## CHALLENGE:
Return, character for character, the lines from the one bearing "Give me the" through the end of the material. Omit everything before that line.

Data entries
....
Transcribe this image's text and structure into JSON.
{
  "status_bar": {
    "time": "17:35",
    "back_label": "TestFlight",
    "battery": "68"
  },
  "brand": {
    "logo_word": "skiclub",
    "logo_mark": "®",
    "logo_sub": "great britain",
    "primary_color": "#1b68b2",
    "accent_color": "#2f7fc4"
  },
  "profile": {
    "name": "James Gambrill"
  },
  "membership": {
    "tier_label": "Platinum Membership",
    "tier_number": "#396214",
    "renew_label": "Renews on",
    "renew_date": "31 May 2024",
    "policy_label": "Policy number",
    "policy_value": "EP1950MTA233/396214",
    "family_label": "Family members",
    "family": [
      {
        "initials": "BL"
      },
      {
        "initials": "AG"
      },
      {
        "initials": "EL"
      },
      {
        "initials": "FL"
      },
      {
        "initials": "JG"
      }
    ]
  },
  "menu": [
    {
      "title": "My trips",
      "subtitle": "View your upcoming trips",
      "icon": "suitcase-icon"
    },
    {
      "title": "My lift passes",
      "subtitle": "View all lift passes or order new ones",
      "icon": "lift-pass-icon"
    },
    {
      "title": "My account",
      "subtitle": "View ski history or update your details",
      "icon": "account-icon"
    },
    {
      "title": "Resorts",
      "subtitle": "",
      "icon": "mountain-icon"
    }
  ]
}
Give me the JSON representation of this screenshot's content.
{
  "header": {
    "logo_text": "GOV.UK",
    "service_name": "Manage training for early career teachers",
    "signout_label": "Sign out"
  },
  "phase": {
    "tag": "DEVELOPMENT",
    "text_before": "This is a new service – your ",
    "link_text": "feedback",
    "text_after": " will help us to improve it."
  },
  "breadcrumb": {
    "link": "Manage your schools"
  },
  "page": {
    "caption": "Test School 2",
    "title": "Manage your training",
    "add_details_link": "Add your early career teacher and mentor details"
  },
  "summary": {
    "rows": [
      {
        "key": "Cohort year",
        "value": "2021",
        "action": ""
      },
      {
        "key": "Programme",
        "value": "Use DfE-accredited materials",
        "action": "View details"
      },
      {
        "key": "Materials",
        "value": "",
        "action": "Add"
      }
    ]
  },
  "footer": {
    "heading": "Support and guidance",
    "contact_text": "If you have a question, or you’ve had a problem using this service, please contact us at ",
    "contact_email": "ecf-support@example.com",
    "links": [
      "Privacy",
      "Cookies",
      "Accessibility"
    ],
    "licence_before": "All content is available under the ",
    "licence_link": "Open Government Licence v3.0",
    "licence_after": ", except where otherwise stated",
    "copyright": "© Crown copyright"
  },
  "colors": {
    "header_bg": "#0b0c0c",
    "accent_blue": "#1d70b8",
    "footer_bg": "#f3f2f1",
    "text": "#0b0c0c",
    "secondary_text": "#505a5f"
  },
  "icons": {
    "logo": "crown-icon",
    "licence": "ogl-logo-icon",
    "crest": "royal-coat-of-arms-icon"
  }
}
....
## FINISHED ANSWER:
Give me the JSON representation of this screenshot's content.
{
  "header": {
    "logo_text": "GOV.UK",
    "service_name": "Manage training for early career teachers",
    "signout_label": "Sign out"
  },
  "phase": {
    "tag": "DEVELOPMENT",
    "text_before": "This is a new service – your ",
    "link_text": "feedback",
    "text_after": " will help us to improve it."
  },
  "breadcrumb": {
    "link": "Manage your schools"
  },
  "page": {
    "caption": "Test School 2",
    "title": "Manage your training",
    "add_details_link": "Add your early career teacher and mentor details"
  },
  "summary": {
    "rows": [
      {
        "key": "Cohort year",
        "value": "2021",
        "action": ""
      },
      {
        "key": "Programme",
        "value": "Use DfE-accredited materials",
        "action": "View details"
      },
      {
        "key": "Materials",
        "value": "",
        "action": "Add"
      }
    ]
  },
  "footer": {
    "heading": "Support and guidance",
    "contact_text": "If you have a question, or you’ve had a problem using this service, please contact us at ",
    "contact_email": "ecf-support@example.com",
    "links": [
      "Privacy",
      "Cookies",
      "Accessibility"
    ],
    "licence_before": "All content is available under the ",
    "licence_link": "Open Government Licence v3.0",
    "licence_after": ", except where otherwise stated",
    "copyright": "© Crown copyright"
  },
  "colors": {
    "header_bg": "#0b0c0c",
    "accent_blue": "#1d70b8",
    "footer_bg": "#f3f2f1",
    "text": "#0b0c0c",
    "secondary_text": "#505a5f"
  },
  "icons": {
    "logo": "crown-icon",
    "licence": "ogl-logo-icon",
    "crest": "royal-coat-of-arms-icon"
  }
}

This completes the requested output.